#### Given request
Using the data below, gather each line that includes the word "θεραπευτικής".

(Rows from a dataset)
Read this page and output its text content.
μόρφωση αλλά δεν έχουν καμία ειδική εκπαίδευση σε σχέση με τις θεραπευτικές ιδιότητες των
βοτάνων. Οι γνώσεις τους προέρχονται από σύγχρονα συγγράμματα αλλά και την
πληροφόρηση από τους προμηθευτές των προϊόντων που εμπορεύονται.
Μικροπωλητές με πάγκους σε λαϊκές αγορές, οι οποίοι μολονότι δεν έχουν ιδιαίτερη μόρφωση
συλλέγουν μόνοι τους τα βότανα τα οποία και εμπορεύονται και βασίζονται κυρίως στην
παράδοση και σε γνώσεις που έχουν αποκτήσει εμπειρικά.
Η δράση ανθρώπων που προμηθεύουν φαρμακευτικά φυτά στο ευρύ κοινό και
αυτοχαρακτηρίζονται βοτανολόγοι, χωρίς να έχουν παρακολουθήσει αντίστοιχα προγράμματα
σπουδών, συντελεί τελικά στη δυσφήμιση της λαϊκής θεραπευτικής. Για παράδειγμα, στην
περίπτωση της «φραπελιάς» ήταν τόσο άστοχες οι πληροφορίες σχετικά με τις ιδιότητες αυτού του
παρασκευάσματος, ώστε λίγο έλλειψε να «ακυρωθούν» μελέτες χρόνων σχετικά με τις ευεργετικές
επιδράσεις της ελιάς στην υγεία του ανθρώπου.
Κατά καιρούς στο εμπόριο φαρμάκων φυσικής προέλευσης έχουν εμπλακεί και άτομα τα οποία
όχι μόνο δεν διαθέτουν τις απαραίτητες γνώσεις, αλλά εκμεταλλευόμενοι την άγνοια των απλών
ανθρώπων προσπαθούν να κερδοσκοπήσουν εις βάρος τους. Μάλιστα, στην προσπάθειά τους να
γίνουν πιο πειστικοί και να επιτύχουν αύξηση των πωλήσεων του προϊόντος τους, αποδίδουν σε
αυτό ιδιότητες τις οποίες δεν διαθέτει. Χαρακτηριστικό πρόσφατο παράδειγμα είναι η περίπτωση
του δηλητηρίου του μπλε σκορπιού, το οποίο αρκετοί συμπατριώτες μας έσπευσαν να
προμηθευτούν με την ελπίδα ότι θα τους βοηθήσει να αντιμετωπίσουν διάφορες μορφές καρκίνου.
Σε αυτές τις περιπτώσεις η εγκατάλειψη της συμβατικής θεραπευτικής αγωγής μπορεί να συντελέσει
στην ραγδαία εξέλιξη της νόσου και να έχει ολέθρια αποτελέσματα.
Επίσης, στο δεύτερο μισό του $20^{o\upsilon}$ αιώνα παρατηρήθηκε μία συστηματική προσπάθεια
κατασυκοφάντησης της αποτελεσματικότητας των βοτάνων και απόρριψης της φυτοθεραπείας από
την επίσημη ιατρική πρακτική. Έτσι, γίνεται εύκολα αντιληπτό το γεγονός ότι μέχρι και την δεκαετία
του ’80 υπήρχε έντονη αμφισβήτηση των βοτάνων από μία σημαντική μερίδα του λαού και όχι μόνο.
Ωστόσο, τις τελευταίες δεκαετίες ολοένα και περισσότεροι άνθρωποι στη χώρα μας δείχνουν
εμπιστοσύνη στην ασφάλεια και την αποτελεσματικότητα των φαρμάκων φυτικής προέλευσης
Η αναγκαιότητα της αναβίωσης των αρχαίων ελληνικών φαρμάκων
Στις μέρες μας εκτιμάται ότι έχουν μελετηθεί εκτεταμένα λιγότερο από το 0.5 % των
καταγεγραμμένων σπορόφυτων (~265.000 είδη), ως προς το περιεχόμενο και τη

#### Answer to this problem
σπουδών, συντελεί τελικά στη δυσφήμιση της λαϊκής θεραπευτικής. Για παράδειγμα, στην
Σε αυτές τις περιπτώσεις η εγκατάλειψη της συμβατικής θεραπευτικής αγωγής μπορεί να συντελέσει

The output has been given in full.